====== SUPPLIED DATA

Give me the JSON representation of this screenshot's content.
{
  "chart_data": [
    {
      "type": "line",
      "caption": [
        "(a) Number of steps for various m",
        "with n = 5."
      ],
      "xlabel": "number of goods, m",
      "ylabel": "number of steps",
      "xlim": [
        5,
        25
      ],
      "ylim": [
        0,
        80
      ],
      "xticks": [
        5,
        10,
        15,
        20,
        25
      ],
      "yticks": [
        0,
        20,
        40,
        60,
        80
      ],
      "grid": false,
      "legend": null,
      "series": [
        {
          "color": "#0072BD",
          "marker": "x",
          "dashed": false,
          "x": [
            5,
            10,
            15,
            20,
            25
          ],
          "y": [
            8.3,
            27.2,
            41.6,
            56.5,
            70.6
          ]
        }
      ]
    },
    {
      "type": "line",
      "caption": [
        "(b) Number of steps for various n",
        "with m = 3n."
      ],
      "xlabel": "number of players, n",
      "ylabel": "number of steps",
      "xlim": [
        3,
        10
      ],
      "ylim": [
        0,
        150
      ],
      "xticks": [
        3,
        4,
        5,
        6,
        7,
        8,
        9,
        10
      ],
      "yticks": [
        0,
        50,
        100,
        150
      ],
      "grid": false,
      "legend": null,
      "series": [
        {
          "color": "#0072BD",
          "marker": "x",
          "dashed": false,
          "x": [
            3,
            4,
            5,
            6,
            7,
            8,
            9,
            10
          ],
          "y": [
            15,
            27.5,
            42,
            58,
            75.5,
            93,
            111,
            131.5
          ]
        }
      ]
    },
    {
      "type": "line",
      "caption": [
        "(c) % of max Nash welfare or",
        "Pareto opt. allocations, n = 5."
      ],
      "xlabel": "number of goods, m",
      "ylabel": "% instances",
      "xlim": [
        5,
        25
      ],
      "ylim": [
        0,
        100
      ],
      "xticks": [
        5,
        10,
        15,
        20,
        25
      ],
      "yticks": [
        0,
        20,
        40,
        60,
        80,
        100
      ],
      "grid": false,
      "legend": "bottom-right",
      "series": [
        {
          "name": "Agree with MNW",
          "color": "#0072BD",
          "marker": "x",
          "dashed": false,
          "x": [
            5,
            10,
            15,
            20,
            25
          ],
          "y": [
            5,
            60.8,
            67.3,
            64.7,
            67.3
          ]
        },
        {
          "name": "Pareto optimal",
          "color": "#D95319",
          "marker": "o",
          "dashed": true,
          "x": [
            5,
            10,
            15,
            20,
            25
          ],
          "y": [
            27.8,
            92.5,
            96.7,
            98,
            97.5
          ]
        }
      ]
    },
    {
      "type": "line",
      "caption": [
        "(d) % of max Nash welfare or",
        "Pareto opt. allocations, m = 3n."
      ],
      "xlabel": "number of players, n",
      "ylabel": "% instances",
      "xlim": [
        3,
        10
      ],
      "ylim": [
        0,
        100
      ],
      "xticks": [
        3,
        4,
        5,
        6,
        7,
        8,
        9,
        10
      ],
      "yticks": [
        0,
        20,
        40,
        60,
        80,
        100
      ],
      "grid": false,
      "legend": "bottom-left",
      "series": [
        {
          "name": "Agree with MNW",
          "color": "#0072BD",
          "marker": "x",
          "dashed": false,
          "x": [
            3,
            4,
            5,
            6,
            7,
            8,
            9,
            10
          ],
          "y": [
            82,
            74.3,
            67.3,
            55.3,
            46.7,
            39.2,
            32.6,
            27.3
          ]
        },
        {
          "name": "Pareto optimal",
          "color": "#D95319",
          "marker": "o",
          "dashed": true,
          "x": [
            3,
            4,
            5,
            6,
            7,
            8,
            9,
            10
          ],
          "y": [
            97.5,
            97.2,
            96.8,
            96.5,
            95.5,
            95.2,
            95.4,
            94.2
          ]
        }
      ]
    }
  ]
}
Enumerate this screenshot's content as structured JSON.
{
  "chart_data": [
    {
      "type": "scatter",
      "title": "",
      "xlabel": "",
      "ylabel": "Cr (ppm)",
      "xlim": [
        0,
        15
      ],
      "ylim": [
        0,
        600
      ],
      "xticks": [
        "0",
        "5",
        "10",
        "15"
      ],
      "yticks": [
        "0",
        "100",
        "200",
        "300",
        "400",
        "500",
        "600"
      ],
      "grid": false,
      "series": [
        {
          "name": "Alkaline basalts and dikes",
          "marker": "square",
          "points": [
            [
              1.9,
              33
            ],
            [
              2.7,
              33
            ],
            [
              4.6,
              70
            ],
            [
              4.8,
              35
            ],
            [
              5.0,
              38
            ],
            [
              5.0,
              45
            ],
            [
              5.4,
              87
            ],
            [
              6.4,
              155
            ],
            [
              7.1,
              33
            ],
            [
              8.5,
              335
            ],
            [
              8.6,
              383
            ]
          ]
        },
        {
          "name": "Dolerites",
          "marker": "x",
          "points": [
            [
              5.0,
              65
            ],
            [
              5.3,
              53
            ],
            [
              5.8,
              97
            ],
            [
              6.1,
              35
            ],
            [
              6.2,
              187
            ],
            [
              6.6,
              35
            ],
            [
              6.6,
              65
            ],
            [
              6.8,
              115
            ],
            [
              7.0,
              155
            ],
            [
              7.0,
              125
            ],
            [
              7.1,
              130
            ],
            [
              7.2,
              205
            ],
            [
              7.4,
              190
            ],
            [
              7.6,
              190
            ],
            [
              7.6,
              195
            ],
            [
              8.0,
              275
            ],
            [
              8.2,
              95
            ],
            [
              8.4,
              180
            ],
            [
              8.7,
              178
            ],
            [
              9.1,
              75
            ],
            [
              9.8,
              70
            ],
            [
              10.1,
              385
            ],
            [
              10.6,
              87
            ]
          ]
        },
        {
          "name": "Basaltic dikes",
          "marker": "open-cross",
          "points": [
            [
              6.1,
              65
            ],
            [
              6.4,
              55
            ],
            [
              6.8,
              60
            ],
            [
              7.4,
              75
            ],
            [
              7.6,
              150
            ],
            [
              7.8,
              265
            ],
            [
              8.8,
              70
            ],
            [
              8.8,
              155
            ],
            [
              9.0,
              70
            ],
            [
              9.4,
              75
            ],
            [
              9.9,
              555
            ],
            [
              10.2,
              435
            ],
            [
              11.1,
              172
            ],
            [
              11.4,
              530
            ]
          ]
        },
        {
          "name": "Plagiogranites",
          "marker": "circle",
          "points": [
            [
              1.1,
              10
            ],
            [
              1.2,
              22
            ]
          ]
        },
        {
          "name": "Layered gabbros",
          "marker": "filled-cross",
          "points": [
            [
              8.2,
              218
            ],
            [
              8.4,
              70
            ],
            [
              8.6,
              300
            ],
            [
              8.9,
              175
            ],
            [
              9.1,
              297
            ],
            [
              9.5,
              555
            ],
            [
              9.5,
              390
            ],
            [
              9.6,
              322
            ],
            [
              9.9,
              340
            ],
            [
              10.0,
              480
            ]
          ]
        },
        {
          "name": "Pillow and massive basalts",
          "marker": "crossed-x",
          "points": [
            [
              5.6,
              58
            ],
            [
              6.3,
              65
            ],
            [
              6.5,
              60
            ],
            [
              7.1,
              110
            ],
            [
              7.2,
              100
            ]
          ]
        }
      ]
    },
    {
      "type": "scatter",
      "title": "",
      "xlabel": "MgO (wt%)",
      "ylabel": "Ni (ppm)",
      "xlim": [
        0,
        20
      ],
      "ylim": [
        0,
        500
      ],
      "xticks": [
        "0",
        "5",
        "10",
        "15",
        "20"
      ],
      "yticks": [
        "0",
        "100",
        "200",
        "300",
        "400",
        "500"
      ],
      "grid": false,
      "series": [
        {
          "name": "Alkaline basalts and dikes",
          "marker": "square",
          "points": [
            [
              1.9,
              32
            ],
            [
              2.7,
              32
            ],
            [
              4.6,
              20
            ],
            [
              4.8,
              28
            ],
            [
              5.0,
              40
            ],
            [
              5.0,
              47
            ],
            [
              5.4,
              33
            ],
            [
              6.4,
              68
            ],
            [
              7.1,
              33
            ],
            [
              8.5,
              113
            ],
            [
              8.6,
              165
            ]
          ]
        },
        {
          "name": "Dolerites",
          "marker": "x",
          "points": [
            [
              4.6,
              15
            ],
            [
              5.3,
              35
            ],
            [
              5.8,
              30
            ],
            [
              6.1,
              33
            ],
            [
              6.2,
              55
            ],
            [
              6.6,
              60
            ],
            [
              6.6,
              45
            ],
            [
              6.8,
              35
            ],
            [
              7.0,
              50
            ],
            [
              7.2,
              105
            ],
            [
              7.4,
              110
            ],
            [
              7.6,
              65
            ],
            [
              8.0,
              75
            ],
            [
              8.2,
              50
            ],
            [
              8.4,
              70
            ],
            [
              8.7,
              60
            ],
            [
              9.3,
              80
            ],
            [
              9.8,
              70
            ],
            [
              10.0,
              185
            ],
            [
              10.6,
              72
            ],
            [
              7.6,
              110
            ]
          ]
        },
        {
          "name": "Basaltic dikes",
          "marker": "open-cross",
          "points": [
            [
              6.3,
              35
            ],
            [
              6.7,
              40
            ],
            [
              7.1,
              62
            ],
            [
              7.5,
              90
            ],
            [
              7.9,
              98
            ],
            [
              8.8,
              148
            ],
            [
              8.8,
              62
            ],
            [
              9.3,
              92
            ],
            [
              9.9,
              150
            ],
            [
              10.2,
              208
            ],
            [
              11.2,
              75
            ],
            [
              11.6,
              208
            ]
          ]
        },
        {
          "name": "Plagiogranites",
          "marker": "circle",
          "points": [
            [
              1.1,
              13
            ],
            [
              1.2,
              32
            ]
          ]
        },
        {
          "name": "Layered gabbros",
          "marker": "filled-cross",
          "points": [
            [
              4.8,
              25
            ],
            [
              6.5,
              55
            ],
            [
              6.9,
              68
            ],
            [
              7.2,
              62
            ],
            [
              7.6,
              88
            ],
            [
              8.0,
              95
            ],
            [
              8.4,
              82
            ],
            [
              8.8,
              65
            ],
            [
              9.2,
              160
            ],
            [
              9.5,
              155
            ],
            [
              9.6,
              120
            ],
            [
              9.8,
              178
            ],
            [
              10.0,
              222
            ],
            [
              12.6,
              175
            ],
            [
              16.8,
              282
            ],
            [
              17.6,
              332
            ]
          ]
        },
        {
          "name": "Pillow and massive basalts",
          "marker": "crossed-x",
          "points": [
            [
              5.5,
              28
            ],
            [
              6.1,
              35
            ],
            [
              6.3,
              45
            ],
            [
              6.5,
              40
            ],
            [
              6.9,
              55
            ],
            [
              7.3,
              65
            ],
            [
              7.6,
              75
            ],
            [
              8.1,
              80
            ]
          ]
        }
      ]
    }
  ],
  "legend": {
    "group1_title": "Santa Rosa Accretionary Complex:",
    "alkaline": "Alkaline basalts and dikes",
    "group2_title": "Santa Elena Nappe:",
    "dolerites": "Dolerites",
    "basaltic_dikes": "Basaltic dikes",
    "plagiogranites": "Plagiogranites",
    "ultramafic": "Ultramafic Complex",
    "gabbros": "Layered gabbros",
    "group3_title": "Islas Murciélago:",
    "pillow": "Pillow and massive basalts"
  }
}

============

**EXERCISE**
Check each line above for the word "steps", and copy the lines where it appears.

**WRITTEN ANSWER**
        "(a) Number of steps for various m",
      "ylabel": "number of steps",
        "(b) Number of steps for various n",
      "ylabel": "number of steps",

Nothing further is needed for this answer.